-- start DOCUMENT EXCERPT --

HW 01 - Make a model
This homework is due September 10 at 11:59pm ET.
Learning objectives
- Conduct exploratory data analysis
- Implement resampling methods
- Define and fit machine learning models
Getting started
Go to the info4940-fa25 organization on GitHub. Click on the repo with the prefix hw-01. It contains the starter documents you need to complete the lab.
Clone the repo and start a new workspace in Positron. See the Homework 0 instructions for details on cloning a repo and starting a new R project.
General guidance
As we’ve discussed in lecture, your plots should include an informative title, axes should be labeled, and careful consideration should be given to aesthetic choices.
Remember that continuing to develop a sound workflow for reproducible data analysis is important as you complete the lab and other assignments in this course. There will be periodic reminders in this assignment to remind you to render, commit, and push your changes to GitHub. You should have at least 3 commits with meaningful commit messages by the end of the assignment.
Make sure to
- Update author name on your document.
- Label all code chunks informatively and concisely.
- Follow consistent code style guidelines.
- Make at least 3 commits.
- Resize figures where needed, avoid tiny or huge plots.
- Turn in an organized, well formatted document.
Project FeederWatch
Project FeederWatch is a citizen science project that collects data on birds and other wildlife that visit feeders in North America.1 A subset of their data was published in 2021 as part of the Tidy Tuesday project. Here we will use the data to model the presence of squirrels at bird feeders.
1 Co-operated by our very own Cornell Lab of Ornithology!
data/squirrels-lite.csv
contains a lightly modified version of the raw data file, filtering for missing values and operationalizing our outcome of interest squirrels
as either “squirrels” or “no squirrels” based on whether squirrels take food from the feeder at least 3 times per week. Since the original data set contained over 200,000 rows, we have taken a balanced sample sample of 5,000 rows for each outcome to make the computations more manageable (total size of 10,000 rows).
As you age, you will develop Old Person interests. One of mine and my wife’s is watching the animals around our house. We have multiple bird feeders which attract songbirds. Unfortunately the squirrels also like to eat the birdseed, cluttering our front porch with seed shells and stealing food from the birds. We want to put up a squirrel-proof bird feeder, but they are expensive and we don’t want to put it up if there aren’t many squirrels around. I want to use your model to inform our decision about when and where to put a feeder.

-- end DOCUMENT EXCERPT --
-- start DATA EXCERPT --

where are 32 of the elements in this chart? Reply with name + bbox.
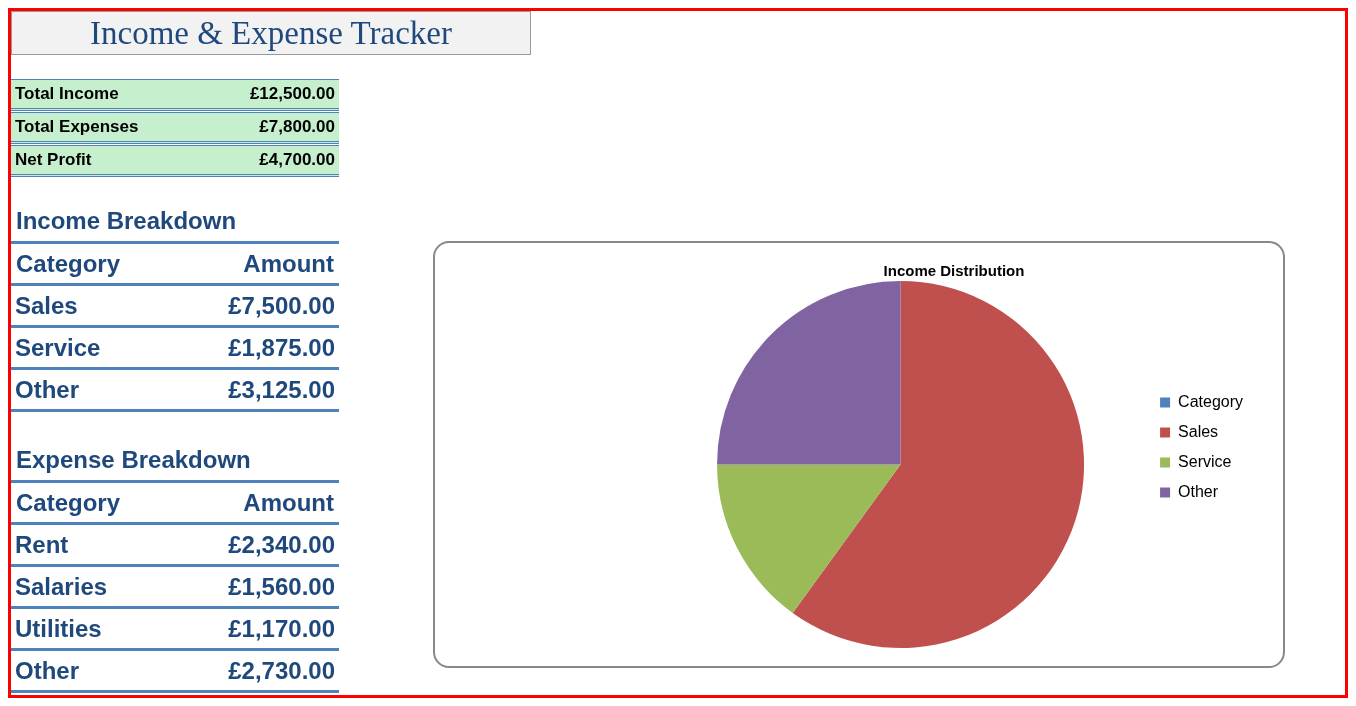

-- end DATA EXCERPT --

GIVEN REQUEST 1: From the homework page, extract the passage that opens with the words containing "General guidance" and closes with "of the assignment.". Copy it word for word.
GIVEN REQUEST 2:
Answer these questions using the homework page:
(a) What is the deadline for the homework?
(b) What is the minimum number of commits required by the end of the assignment?
(c) How many rows were sampled for each outcome?

TASK ANSWER 1:
General guidance
As we’ve discussed in lecture, your plots should include an informative title, axes should be labeled, and careful consideration should be given to aesthetic choices.
Remember that continuing to develop a sound workflow for reproducible data analysis is important as you complete the lab and other assignments in this course. There will be periodic reminders in this assignment to remind you to render, commit, and push your changes to GitHub. You should have at least 3 commits with meaningful commit messages by the end of the assignment.

TASK ANSWER 2:
(a) September 10 at 11:59pm ET.
(b) At least 3 commits.
(c) 5,000 rows.